EXERCISE TASK.
Show every line of the records below that contains the word "Development".

Collected data entries:

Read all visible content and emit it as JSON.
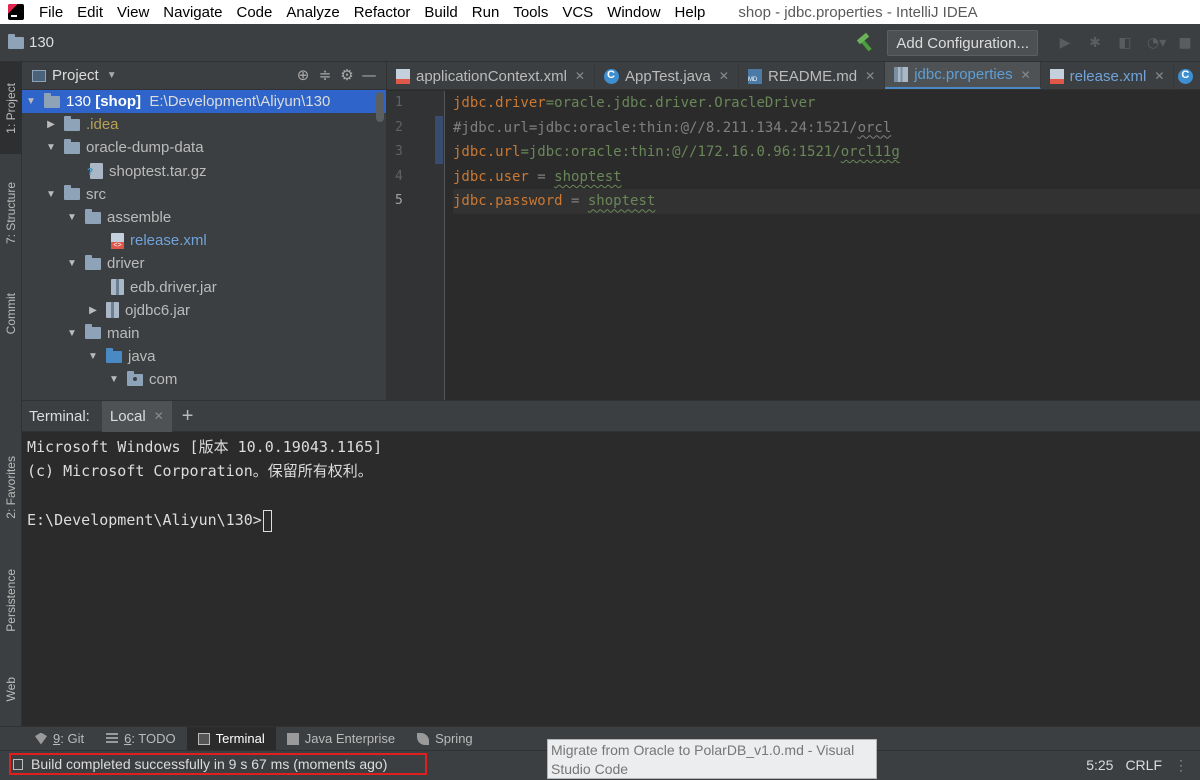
{
  "menubar": {
    "items": [
      "File",
      "Edit",
      "View",
      "Navigate",
      "Code",
      "Analyze",
      "Refactor",
      "Build",
      "Run",
      "Tools",
      "VCS",
      "Window",
      "Help"
    ],
    "window_title": "shop - jdbc.properties - IntelliJ IDEA"
  },
  "toolbar": {
    "project_name": "130",
    "add_config_label": "Add Configuration..."
  },
  "left_stripe": {
    "project": "1: Project",
    "structure": "7: Structure",
    "commit": "Commit",
    "favorites": "2: Favorites",
    "persistence": "Persistence",
    "web": "Web"
  },
  "project_panel": {
    "title": "Project",
    "tree": {
      "root_name": "130",
      "root_module": "[shop]",
      "root_path": "E:\\Development\\Aliyun\\130",
      "idea": ".idea",
      "oracle_dump": "oracle-dump-data",
      "shoptest": "shoptest.tar.gz",
      "src": "src",
      "assemble": "assemble",
      "release_xml": "release.xml",
      "driver": "driver",
      "edb_jar": "edb.driver.jar",
      "ojdbc_jar": "ojdbc6.jar",
      "main": "main",
      "java": "java",
      "com": "com"
    }
  },
  "editor": {
    "tabs": [
      {
        "label": "applicationContext.xml"
      },
      {
        "label": "AppTest.java"
      },
      {
        "label": "README.md"
      },
      {
        "label": "jdbc.properties"
      },
      {
        "label": "release.xml"
      }
    ],
    "line_numbers": [
      "1",
      "2",
      "3",
      "4",
      "5"
    ],
    "lines": {
      "l1_key": "jdbc.driver",
      "l1_eq": "=",
      "l1_val": "oracle.jdbc.driver.OracleDriver",
      "l2_comment_pre": "#jdbc.url=jdbc:oracle:thin:@//8.211.134.24:1521/",
      "l2_comment_ul": "orcl",
      "l3_key": "jdbc.url",
      "l3_eq": "=",
      "l3_val_pre": "jdbc:oracle:thin:@//172.16.0.96:1521/",
      "l3_val_ul": "orcl11g",
      "l4_key": "jdbc.user",
      "l4_eq": " = ",
      "l4_val": "shoptest",
      "l5_key": "jdbc.password",
      "l5_eq": " = ",
      "l5_val": "shoptest"
    }
  },
  "terminal": {
    "label": "Terminal:",
    "tab": "Local",
    "add": "+",
    "line1": "Microsoft Windows [版本 10.0.19043.1165]",
    "line2": "(c) Microsoft Corporation。保留所有权利。",
    "prompt": "E:\\Development\\Aliyun\\130>"
  },
  "bottom_tools": {
    "git_num": "9",
    "git_label": ": Git",
    "todo_num": "6",
    "todo_label": ": TODO",
    "terminal": "Terminal",
    "java_enterprise": "Java Enterprise",
    "spring": "Spring"
  },
  "statusbar": {
    "build_message": "Build completed successfully in 9 s 67 ms (moments ago)",
    "tooltip": "Migrate from Oracle to PolarDB_v1.0.md - Visual Studio Code",
    "caret_pos": "5:25",
    "line_sep": "CRLF"
  }
}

OUTPUT FOR THIS TASK.
      "root_path": "E:\\Development\\Aliyun\\130",
    "prompt": "E:\\Development\\Aliyun\\130>"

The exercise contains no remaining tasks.